- [Task goal] The records that follow are to be repeated without alteration.

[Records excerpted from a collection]

------------

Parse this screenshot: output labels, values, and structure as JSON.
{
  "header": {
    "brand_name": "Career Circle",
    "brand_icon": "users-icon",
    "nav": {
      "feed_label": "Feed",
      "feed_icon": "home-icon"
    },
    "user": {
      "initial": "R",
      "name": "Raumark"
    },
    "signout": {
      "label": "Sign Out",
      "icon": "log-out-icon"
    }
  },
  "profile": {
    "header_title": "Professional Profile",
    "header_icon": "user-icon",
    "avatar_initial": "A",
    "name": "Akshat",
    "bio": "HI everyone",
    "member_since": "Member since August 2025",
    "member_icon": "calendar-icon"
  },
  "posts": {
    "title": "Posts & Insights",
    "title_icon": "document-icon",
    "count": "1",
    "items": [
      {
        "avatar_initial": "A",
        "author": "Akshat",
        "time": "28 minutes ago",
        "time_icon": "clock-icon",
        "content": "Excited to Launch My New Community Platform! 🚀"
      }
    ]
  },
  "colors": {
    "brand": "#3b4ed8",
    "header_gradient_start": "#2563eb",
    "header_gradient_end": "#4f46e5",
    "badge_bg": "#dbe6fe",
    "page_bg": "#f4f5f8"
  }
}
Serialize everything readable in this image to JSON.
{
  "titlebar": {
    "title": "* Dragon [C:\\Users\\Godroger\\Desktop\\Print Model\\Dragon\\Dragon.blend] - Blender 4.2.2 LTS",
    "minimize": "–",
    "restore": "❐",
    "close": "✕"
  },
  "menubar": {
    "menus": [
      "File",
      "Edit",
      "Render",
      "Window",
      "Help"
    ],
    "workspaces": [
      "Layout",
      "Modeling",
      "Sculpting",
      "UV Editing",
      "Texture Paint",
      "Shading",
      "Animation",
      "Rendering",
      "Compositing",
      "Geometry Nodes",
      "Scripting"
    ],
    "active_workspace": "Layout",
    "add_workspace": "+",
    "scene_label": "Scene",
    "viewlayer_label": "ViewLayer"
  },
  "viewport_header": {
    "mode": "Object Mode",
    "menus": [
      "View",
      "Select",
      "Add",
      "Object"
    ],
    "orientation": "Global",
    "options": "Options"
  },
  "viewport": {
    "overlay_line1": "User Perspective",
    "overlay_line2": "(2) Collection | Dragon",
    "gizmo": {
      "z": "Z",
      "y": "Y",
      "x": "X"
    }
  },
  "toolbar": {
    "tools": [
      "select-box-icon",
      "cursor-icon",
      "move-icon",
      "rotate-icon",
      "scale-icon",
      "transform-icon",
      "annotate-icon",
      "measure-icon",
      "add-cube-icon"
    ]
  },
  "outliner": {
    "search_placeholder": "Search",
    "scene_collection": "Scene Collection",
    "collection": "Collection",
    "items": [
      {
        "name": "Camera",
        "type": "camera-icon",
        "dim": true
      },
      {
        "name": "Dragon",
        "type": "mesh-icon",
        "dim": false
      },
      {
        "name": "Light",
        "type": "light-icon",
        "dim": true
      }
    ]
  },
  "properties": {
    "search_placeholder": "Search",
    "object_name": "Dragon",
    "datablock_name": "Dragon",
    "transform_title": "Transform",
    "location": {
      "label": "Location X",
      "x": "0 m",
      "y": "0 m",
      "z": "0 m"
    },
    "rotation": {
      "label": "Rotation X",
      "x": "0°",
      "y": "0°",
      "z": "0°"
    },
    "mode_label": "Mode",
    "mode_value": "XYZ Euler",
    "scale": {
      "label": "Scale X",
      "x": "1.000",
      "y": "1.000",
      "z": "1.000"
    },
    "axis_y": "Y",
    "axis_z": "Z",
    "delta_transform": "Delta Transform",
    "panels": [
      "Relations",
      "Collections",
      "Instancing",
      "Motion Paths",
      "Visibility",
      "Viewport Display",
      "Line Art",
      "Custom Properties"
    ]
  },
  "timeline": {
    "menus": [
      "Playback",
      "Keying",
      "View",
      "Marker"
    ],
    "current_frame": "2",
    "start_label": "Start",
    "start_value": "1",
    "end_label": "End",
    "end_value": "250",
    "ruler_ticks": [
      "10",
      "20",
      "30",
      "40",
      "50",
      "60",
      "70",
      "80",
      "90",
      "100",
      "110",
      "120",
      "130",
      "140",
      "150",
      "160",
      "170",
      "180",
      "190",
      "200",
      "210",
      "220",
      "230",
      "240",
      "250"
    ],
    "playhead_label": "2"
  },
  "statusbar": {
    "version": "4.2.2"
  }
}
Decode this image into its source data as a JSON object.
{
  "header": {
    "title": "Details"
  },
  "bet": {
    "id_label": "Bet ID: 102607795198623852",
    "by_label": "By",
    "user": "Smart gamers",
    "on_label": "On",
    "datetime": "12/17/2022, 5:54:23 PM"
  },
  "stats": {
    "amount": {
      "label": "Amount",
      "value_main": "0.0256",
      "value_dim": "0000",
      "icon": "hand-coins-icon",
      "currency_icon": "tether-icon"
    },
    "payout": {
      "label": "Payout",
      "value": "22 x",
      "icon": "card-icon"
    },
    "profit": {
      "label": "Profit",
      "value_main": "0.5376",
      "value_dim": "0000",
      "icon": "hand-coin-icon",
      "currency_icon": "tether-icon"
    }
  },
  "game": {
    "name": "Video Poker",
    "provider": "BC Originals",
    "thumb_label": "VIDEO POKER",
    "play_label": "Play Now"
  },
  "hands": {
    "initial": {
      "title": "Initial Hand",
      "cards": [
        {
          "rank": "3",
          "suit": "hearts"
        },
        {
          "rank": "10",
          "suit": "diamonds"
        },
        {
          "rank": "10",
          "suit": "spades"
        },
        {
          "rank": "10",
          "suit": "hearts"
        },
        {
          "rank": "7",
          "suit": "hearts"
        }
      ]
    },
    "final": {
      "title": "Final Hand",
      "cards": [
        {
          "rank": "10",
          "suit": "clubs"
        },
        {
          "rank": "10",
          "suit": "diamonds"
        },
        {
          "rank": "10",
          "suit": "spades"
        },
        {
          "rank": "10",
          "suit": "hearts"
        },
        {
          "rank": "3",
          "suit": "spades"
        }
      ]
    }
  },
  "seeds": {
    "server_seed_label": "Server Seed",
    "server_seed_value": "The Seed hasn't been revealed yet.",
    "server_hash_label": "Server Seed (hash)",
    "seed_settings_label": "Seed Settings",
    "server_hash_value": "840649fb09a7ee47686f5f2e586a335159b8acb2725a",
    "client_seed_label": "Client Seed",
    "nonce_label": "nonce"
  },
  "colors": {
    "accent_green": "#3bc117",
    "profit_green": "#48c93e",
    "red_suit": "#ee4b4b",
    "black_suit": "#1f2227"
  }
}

------------

- [Correct result]
Parse this screenshot: output labels, values, and structure as JSON.
{
  "header": {
    "brand_name": "Career Circle",
    "brand_icon": "users-icon",
    "nav": {
      "feed_label": "Feed",
      "feed_icon": "home-icon"
    },
    "user": {
      "initial": "R",
      "name": "Raumark"
    },
    "signout": {
      "label": "Sign Out",
      "icon": "log-out-icon"
    }
  },
  "profile": {
    "header_title": "Professional Profile",
    "header_icon": "user-icon",
    "avatar_initial": "A",
    "name": "Akshat",
    "bio": "HI everyone",
    "member_since": "Member since August 2025",
    "member_icon": "calendar-icon"
  },
  "posts": {
    "title": "Posts & Insights",
    "title_icon": "document-icon",
    "count": "1",
    "items": [
      {
        "avatar_initial": "A",
        "author": "Akshat",
        "time": "28 minutes ago",
        "time_icon": "clock-icon",
        "content": "Excited to Launch My New Community Platform! 🚀"
      }
    ]
  },
  "colors": {
    "brand": "#3b4ed8",
    "header_gradient_start": "#2563eb",
    "header_gradient_end": "#4f46e5",
    "badge_bg": "#dbe6fe",
    "page_bg": "#f4f5f8"
  }
}
Serialize everything readable in this image to JSON.
{
  "titlebar": {
    "title": "* Dragon [C:\\Users\\Godroger\\Desktop\\Print Model\\Dragon\\Dragon.blend] - Blender 4.2.2 LTS",
    "minimize": "–",
    "restore": "❐",
    "close": "✕"
  },
  "menubar": {
    "menus": [
      "File",
      "Edit",
      "Render",
      "Window",
      "Help"
    ],
    "workspaces": [
      "Layout",
      "Modeling",
      "Sculpting",
      "UV Editing",
      "Texture Paint",
      "Shading",
      "Animation",
      "Rendering",
      "Compositing",
      "Geometry Nodes",
      "Scripting"
    ],
    "active_workspace": "Layout",
    "add_workspace": "+",
    "scene_label": "Scene",
    "viewlayer_label": "ViewLayer"
  },
  "viewport_header": {
    "mode": "Object Mode",
    "menus": [
      "View",
      "Select",
      "Add",
      "Object"
    ],
    "orientation": "Global",
    "options": "Options"
  },
  "viewport": {
    "overlay_line1": "User Perspective",
    "overlay_line2": "(2) Collection | Dragon",
    "gizmo": {
      "z": "Z",
      "y": "Y",
      "x": "X"
    }
  },
  "toolbar": {
    "tools": [
      "select-box-icon",
      "cursor-icon",
      "move-icon",
      "rotate-icon",
      "scale-icon",
      "transform-icon",
      "annotate-icon",
      "measure-icon",
      "add-cube-icon"
    ]
  },
  "outliner": {
    "search_placeholder": "Search",
    "scene_collection": "Scene Collection",
    "collection": "Collection",
    "items": [
      {
        "name": "Camera",
        "type": "camera-icon",
        "dim": true
      },
      {
        "name": "Dragon",
        "type": "mesh-icon",
        "dim": false
      },
      {
        "name": "Light",
        "type": "light-icon",
        "dim": true
      }
    ]
  },
  "properties": {
    "search_placeholder": "Search",
    "object_name": "Dragon",
    "datablock_name": "Dragon",
    "transform_title": "Transform",
    "location": {
      "label": "Location X",
      "x": "0 m",
      "y": "0 m",
      "z": "0 m"
    },
    "rotation": {
      "label": "Rotation X",
      "x": "0°",
      "y": "0°",
      "z": "0°"
    },
    "mode_label": "Mode",
    "mode_value": "XYZ Euler",
    "scale": {
      "label": "Scale X",
      "x": "1.000",
      "y": "1.000",
      "z": "1.000"
    },
    "axis_y": "Y",
    "axis_z": "Z",
    "delta_transform": "Delta Transform",
    "panels": [
      "Relations",
      "Collections",
      "Instancing",
      "Motion Paths",
      "Visibility",
      "Viewport Display",
      "Line Art",
      "Custom Properties"
    ]
  },
  "timeline": {
    "menus": [
      "Playback",
      "Keying",
      "View",
      "Marker"
    ],
    "current_frame": "2",
    "start_label": "Start",
    "start_value": "1",
    "end_label": "End",
    "end_value": "250",
    "ruler_ticks": [
      "10",
      "20",
      "30",
      "40",
      "50",
      "60",
      "70",
      "80",
      "90",
      "100",
      "110",
      "120",
      "130",
      "140",
      "150",
      "160",
      "170",
      "180",
      "190",
      "200",
      "210",
      "220",
      "230",
      "240",
      "250"
    ],
    "playhead_label": "2"
  },
  "statusbar": {
    "version": "4.2.2"
  }
}
Decode this image into its source data as a JSON object.
{
  "header": {
    "title": "Details"
  },
  "bet": {
    "id_label": "Bet ID: 102607795198623852",
    "by_label": "By",
    "user": "Smart gamers",
    "on_label": "On",
    "datetime": "12/17/2022, 5:54:23 PM"
  },
  "stats": {
    "amount": {
      "label": "Amount",
      "value_main": "0.0256",
      "value_dim": "0000",
      "icon": "hand-coins-icon",
      "currency_icon": "tether-icon"
    },
    "payout": {
      "label": "Payout",
      "value": "22 x",
      "icon": "card-icon"
    },
    "profit": {
      "label": "Profit",
      "value_main": "0.5376",
      "value_dim": "0000",
      "icon": "hand-coin-icon",
      "currency_icon": "tether-icon"
    }
  },
  "game": {
    "name": "Video Poker",
    "provider": "BC Originals",
    "thumb_label": "VIDEO POKER",
    "play_label": "Play Now"
  },
  "hands": {
    "initial": {
      "title": "Initial Hand",
      "cards": [
        {
          "rank": "3",
          "suit": "hearts"
        },
        {
          "rank": "10",
          "suit": "diamonds"
        },
        {
          "rank": "10",
          "suit": "spades"
        },
        {
          "rank": "10",
          "suit": "hearts"
        },
        {
          "rank": "7",
          "suit": "hearts"
        }
      ]
    },
    "final": {
      "title": "Final Hand",
      "cards": [
        {
          "rank": "10",
          "suit": "clubs"
        },
        {
          "rank": "10",
          "suit": "diamonds"
        },
        {
          "rank": "10",
          "suit": "spades"
        },
        {
          "rank": "10",
          "suit": "hearts"
        },
        {
          "rank": "3",
          "suit": "spades"
        }
      ]
    }
  },
  "seeds": {
    "server_seed_label": "Server Seed",
    "server_seed_value": "The Seed hasn't been revealed yet.",
    "server_hash_label": "Server Seed (hash)",
    "seed_settings_label": "Seed Settings",
    "server_hash_value": "840649fb09a7ee47686f5f2e586a335159b8acb2725a",
    "client_seed_label": "Client Seed",
    "nonce_label": "nonce"
  },
  "colors": {
    "accent_green": "#3bc117",
    "profit_green": "#48c93e",
    "red_suit": "#ee4b4b",
    "black_suit": "#1f2227"
  }
}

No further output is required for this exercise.